» **EXERCISE PROMPT**:
What is the number of lines containing the word "name"? Give that number alone.
○ ○ ○ ○
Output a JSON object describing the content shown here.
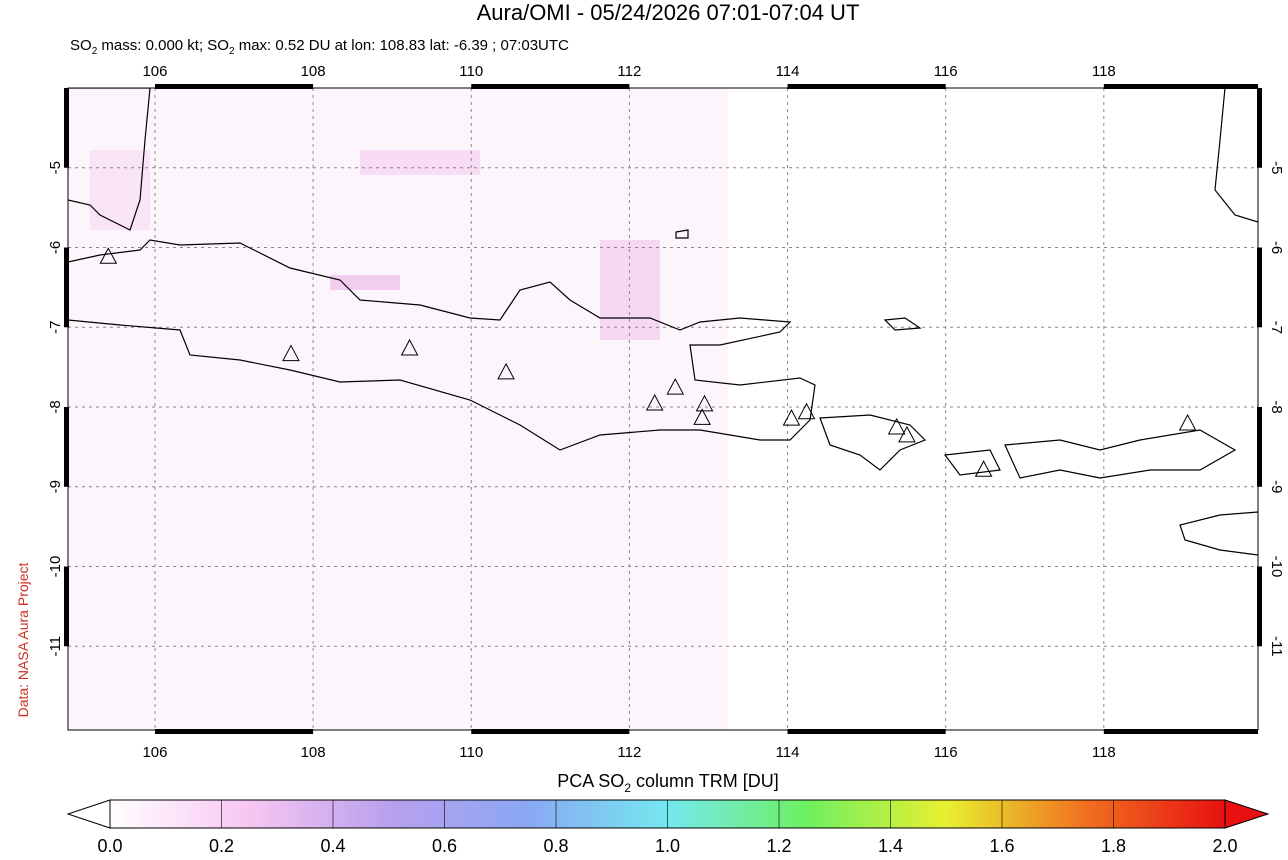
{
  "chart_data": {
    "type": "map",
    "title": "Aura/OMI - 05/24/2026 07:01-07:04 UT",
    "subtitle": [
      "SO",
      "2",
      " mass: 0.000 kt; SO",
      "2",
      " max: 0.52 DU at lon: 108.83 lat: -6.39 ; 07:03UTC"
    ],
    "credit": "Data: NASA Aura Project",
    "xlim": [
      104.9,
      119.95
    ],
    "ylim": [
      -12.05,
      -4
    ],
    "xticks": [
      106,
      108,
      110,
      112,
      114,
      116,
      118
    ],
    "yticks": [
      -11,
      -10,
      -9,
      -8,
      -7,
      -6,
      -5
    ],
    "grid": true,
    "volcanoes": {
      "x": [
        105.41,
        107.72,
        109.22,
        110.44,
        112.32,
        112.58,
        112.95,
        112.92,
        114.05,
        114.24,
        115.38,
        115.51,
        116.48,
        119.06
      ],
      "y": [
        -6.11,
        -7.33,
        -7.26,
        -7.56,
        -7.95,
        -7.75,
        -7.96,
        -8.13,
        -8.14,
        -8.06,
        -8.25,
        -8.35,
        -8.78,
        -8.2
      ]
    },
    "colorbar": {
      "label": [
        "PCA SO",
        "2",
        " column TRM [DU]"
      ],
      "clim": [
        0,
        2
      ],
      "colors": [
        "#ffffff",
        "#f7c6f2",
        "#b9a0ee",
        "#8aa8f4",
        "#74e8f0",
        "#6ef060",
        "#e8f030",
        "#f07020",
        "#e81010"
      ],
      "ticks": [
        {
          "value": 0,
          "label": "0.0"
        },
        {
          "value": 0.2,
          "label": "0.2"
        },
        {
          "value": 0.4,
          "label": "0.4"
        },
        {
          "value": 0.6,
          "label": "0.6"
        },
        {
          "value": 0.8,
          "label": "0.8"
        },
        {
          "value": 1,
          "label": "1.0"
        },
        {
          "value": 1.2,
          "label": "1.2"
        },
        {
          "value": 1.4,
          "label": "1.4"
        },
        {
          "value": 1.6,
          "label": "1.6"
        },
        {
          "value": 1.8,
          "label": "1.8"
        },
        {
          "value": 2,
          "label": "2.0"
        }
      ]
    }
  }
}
○ ○ ○ ○
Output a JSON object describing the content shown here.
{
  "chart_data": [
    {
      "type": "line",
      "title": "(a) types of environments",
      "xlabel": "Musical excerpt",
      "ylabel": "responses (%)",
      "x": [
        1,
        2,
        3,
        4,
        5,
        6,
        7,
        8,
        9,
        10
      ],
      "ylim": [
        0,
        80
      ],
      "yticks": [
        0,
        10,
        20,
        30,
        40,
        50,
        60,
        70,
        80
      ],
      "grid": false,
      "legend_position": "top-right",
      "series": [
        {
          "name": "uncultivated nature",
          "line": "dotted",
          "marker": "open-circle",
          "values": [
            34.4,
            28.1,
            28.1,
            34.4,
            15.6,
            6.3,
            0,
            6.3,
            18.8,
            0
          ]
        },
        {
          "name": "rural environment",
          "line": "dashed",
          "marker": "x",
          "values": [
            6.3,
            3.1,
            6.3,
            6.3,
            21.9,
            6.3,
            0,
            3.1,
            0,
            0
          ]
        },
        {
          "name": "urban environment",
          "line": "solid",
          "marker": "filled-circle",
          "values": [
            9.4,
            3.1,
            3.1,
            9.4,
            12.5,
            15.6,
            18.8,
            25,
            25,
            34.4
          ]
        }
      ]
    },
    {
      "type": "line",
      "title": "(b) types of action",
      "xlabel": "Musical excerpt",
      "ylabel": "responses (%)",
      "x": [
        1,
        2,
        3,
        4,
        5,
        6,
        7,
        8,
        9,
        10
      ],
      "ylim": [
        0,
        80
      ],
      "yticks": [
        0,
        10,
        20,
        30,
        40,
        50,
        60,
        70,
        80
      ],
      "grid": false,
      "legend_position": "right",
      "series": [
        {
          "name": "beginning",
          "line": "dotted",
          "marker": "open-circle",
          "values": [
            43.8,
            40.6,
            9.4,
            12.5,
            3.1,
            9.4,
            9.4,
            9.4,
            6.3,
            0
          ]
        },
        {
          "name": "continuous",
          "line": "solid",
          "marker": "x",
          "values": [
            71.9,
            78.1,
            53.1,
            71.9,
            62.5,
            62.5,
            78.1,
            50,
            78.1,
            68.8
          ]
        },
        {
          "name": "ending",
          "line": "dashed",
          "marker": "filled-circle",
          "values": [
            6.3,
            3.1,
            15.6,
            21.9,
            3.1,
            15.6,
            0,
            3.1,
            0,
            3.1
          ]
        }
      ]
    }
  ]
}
○ ○ ○ ○
» **REPLY TO THE EXERCISE**:
6